--- START OF Dataset rows ---

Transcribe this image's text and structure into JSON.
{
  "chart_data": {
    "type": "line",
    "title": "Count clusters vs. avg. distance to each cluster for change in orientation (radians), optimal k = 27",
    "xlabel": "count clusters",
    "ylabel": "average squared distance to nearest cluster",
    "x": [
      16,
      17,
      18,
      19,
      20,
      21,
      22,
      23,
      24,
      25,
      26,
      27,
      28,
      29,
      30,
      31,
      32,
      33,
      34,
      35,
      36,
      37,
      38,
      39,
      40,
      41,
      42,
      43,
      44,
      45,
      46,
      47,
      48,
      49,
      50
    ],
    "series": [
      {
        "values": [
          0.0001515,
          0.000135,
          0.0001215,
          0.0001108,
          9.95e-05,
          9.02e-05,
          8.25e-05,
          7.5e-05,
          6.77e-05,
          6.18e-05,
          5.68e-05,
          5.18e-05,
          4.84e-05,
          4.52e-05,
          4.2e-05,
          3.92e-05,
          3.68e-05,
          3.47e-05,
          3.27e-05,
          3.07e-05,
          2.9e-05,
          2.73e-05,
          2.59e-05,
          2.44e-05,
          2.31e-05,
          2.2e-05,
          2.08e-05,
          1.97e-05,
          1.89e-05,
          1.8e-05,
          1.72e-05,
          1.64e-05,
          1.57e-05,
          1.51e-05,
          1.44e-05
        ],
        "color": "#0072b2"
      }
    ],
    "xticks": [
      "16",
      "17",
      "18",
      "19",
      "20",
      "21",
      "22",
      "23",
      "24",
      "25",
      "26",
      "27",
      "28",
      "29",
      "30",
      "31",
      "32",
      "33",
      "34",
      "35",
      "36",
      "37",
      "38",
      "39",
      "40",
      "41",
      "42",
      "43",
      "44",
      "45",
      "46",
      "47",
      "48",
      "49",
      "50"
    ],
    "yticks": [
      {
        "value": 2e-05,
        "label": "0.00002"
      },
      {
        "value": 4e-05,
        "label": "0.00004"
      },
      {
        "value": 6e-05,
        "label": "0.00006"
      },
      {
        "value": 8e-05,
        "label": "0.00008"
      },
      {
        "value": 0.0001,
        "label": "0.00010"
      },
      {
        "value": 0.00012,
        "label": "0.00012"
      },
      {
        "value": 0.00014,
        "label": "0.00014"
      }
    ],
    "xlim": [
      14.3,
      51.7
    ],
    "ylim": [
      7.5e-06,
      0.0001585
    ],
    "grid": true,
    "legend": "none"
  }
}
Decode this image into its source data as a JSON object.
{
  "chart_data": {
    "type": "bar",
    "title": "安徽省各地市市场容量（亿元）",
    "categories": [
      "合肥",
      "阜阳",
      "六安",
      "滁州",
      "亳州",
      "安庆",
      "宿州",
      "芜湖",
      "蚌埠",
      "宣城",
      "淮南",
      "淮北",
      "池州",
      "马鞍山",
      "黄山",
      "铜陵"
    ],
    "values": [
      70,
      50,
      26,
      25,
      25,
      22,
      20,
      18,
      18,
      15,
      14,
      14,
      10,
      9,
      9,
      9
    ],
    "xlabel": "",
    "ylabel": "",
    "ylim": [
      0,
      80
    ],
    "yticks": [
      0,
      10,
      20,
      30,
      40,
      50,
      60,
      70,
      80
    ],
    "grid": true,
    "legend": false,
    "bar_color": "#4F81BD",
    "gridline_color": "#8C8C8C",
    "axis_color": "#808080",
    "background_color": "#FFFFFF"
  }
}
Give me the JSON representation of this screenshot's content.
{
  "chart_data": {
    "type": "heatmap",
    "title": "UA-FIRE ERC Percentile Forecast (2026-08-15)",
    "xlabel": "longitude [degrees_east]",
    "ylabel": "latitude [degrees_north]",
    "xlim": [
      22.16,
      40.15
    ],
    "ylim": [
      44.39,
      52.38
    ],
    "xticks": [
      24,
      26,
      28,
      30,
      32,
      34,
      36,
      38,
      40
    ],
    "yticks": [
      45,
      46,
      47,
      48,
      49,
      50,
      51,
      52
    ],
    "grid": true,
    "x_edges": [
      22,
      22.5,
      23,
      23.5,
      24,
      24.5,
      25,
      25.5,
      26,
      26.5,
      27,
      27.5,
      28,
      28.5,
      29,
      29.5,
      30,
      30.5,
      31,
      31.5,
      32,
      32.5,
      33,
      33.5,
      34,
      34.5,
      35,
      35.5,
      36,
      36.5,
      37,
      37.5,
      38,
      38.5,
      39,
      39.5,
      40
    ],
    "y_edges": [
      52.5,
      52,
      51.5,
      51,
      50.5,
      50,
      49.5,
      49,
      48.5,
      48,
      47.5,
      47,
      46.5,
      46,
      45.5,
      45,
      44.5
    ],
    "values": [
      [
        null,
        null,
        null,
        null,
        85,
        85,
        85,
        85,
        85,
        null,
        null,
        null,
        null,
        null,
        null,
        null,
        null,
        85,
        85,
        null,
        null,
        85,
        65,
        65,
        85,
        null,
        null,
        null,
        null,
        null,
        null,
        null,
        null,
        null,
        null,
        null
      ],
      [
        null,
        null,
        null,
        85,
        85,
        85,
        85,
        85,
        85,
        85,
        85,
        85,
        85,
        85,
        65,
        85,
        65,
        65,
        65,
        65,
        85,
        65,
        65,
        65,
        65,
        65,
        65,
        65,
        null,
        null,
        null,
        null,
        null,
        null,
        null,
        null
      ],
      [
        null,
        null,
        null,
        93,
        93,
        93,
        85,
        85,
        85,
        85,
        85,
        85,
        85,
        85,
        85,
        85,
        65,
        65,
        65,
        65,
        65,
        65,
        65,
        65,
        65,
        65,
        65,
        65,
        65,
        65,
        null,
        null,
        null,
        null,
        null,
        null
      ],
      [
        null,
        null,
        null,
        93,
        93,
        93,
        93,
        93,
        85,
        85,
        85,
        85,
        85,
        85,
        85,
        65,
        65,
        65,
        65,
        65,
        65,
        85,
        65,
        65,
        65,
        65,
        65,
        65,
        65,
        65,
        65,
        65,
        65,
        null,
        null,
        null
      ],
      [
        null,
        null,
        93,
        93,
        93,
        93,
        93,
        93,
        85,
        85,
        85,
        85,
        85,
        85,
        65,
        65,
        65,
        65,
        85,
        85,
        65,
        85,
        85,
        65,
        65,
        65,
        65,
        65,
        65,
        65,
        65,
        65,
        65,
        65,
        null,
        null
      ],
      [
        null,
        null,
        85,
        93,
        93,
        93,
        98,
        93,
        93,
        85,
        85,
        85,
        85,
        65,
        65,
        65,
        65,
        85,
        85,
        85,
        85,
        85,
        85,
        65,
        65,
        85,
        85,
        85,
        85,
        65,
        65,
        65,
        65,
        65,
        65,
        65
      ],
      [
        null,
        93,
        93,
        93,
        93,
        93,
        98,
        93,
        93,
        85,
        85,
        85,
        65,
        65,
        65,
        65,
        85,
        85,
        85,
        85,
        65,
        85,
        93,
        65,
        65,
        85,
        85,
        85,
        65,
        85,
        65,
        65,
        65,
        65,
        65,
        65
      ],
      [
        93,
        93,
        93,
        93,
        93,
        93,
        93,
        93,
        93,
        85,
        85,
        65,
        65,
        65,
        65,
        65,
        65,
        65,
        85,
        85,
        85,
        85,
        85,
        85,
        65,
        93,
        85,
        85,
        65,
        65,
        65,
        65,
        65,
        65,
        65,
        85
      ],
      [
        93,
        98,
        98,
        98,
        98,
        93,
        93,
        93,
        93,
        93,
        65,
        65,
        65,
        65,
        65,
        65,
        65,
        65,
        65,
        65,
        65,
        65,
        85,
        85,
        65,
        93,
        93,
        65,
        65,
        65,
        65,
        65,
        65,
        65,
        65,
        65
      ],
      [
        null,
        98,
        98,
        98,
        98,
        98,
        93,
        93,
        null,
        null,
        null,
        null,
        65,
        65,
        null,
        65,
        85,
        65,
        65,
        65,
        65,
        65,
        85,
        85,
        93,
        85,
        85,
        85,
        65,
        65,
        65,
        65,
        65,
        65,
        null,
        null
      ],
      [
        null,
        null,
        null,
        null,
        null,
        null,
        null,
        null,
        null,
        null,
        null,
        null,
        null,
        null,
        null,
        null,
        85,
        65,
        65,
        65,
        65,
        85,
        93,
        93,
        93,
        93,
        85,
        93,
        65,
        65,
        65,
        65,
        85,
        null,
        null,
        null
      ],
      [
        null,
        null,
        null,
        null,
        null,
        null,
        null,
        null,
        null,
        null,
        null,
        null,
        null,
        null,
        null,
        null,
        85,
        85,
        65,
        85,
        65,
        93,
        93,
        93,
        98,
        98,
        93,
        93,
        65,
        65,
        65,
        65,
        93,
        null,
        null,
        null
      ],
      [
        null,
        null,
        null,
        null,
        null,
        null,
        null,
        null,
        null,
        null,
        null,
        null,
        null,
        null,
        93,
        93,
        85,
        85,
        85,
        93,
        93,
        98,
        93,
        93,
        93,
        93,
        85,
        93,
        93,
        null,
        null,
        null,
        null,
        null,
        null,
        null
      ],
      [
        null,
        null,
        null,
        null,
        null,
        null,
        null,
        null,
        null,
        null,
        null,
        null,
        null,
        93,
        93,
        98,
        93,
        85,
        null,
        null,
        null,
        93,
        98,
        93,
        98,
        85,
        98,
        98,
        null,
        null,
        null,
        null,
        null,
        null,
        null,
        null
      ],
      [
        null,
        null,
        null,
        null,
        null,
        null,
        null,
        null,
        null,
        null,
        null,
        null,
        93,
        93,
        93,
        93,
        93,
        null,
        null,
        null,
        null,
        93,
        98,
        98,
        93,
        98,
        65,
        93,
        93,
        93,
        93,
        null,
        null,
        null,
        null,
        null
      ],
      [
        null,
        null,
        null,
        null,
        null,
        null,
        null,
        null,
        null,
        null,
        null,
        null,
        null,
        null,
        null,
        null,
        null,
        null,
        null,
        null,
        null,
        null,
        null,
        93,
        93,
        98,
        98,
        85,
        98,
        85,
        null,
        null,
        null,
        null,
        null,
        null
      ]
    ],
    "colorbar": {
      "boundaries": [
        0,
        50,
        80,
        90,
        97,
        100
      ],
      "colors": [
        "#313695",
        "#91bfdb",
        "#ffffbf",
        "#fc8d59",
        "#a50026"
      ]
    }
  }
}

--- END OF Dataset rows ---

◆ **Exercise instructions**
List the lines of the entries that include "title".

◆ **Problem solution**
    "title": "Count clusters vs. avg. distance to each cluster for change in orientation (radians), optimal k = 27",
    "title": "安徽省各地市市场容量（亿元）",
    "title": "UA-FIRE ERC Percentile Forecast (2026-08-15)",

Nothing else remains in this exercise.